*Description of the task*. Restate every line of the material, word for word.

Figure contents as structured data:

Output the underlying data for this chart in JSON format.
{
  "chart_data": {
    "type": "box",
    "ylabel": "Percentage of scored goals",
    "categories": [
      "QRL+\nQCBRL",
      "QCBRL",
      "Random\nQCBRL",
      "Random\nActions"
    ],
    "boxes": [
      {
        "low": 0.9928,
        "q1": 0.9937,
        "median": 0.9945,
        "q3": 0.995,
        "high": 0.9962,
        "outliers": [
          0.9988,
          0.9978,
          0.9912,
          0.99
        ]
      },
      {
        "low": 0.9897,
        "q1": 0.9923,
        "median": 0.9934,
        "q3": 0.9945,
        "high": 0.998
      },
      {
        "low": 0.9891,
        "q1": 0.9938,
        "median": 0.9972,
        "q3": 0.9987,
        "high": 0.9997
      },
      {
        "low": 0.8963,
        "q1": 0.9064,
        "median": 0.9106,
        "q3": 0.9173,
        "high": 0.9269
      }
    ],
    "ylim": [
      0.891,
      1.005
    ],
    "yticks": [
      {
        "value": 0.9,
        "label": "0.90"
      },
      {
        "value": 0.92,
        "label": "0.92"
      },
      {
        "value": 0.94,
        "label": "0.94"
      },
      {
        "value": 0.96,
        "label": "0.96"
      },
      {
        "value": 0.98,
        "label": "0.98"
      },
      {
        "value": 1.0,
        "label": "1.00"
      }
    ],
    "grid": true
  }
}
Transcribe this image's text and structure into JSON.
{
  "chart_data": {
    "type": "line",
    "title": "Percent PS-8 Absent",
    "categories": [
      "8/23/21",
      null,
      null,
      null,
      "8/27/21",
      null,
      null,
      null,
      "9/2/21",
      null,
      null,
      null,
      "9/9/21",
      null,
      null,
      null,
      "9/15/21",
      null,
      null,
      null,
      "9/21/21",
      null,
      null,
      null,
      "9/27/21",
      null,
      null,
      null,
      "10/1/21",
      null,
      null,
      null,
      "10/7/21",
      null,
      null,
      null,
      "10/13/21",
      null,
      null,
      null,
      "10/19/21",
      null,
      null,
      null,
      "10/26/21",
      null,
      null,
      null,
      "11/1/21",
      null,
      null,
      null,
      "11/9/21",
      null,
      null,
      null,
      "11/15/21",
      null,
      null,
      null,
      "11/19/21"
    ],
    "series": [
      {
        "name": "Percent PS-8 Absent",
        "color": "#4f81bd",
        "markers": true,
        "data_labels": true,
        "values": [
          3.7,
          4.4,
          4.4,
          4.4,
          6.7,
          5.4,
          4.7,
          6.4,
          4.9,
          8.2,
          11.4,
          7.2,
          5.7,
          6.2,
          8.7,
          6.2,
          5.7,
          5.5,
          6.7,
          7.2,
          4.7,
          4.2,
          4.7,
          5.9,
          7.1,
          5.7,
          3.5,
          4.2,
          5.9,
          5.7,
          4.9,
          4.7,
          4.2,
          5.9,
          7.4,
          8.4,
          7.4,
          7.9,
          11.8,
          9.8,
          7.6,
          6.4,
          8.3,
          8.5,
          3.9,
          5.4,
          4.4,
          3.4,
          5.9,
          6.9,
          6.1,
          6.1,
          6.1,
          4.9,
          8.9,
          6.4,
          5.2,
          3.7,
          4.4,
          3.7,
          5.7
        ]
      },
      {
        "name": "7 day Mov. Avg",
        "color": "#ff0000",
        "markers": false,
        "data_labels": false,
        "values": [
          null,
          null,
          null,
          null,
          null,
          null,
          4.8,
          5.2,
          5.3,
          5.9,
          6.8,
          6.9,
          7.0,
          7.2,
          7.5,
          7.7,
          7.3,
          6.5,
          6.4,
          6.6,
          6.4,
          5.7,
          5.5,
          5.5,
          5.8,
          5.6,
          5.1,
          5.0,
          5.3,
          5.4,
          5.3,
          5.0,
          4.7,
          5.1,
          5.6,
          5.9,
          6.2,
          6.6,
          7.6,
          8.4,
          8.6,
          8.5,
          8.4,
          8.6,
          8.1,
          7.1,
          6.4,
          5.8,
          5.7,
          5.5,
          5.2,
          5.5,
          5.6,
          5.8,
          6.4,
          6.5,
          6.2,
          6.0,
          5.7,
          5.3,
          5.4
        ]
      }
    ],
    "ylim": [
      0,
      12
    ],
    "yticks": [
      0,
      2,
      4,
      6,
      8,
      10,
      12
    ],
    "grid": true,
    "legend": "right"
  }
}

*Exercise response*.
Output the underlying data for this chart in JSON format.
{
  "chart_data": {
    "type": "box",
    "ylabel": "Percentage of scored goals",
    "categories": [
      "QRL+\nQCBRL",
      "QCBRL",
      "Random\nQCBRL",
      "Random\nActions"
    ],
    "boxes": [
      {
        "low": 0.9928,
        "q1": 0.9937,
        "median": 0.9945,
        "q3": 0.995,
        "high": 0.9962,
        "outliers": [
          0.9988,
          0.9978,
          0.9912,
          0.99
        ]
      },
      {
        "low": 0.9897,
        "q1": 0.9923,
        "median": 0.9934,
        "q3": 0.9945,
        "high": 0.998
      },
      {
        "low": 0.9891,
        "q1": 0.9938,
        "median": 0.9972,
        "q3": 0.9987,
        "high": 0.9997
      },
      {
        "low": 0.8963,
        "q1": 0.9064,
        "median": 0.9106,
        "q3": 0.9173,
        "high": 0.9269
      }
    ],
    "ylim": [
      0.891,
      1.005
    ],
    "yticks": [
      {
        "value": 0.9,
        "label": "0.90"
      },
      {
        "value": 0.92,
        "label": "0.92"
      },
      {
        "value": 0.94,
        "label": "0.94"
      },
      {
        "value": 0.96,
        "label": "0.96"
      },
      {
        "value": 0.98,
        "label": "0.98"
      },
      {
        "value": 1.0,
        "label": "1.00"
      }
    ],
    "grid": true
  }
}
Transcribe this image's text and structure into JSON.
{
  "chart_data": {
    "type": "line",
    "title": "Percent PS-8 Absent",
    "categories": [
      "8/23/21",
      null,
      null,
      null,
      "8/27/21",
      null,
      null,
      null,
      "9/2/21",
      null,
      null,
      null,
      "9/9/21",
      null,
      null,
      null,
      "9/15/21",
      null,
      null,
      null,
      "9/21/21",
      null,
      null,
      null,
      "9/27/21",
      null,
      null,
      null,
      "10/1/21",
      null,
      null,
      null,
      "10/7/21",
      null,
      null,
      null,
      "10/13/21",
      null,
      null,
      null,
      "10/19/21",
      null,
      null,
      null,
      "10/26/21",
      null,
      null,
      null,
      "11/1/21",
      null,
      null,
      null,
      "11/9/21",
      null,
      null,
      null,
      "11/15/21",
      null,
      null,
      null,
      "11/19/21"
    ],
    "series": [
      {
        "name": "Percent PS-8 Absent",
        "color": "#4f81bd",
        "markers": true,
        "data_labels": true,
        "values": [
          3.7,
          4.4,
          4.4,
          4.4,
          6.7,
          5.4,
          4.7,
          6.4,
          4.9,
          8.2,
          11.4,
          7.2,
          5.7,
          6.2,
          8.7,
          6.2,
          5.7,
          5.5,
          6.7,
          7.2,
          4.7,
          4.2,
          4.7,
          5.9,
          7.1,
          5.7,
          3.5,
          4.2,
          5.9,
          5.7,
          4.9,
          4.7,
          4.2,
          5.9,
          7.4,
          8.4,
          7.4,
          7.9,
          11.8,
          9.8,
          7.6,
          6.4,
          8.3,
          8.5,
          3.9,
          5.4,
          4.4,
          3.4,
          5.9,
          6.9,
          6.1,
          6.1,
          6.1,
          4.9,
          8.9,
          6.4,
          5.2,
          3.7,
          4.4,
          3.7,
          5.7
        ]
      },
      {
        "name": "7 day Mov. Avg",
        "color": "#ff0000",
        "markers": false,
        "data_labels": false,
        "values": [
          null,
          null,
          null,
          null,
          null,
          null,
          4.8,
          5.2,
          5.3,
          5.9,
          6.8,
          6.9,
          7.0,
          7.2,
          7.5,
          7.7,
          7.3,
          6.5,
          6.4,
          6.6,
          6.4,
          5.7,
          5.5,
          5.5,
          5.8,
          5.6,
          5.1,
          5.0,
          5.3,
          5.4,
          5.3,
          5.0,
          4.7,
          5.1,
          5.6,
          5.9,
          6.2,
          6.6,
          7.6,
          8.4,
          8.6,
          8.5,
          8.4,
          8.6,
          8.1,
          7.1,
          6.4,
          5.8,
          5.7,
          5.5,
          5.2,
          5.5,
          5.6,
          5.8,
          6.4,
          6.5,
          6.2,
          6.0,
          5.7,
          5.3,
          5.4
        ]
      }
    ],
    "ylim": [
      0,
      12
    ],
    "yticks": [
      0,
      2,
      4,
      6,
      8,
      10,
      12
    ],
    "grid": true,
    "legend": "right"
  }
}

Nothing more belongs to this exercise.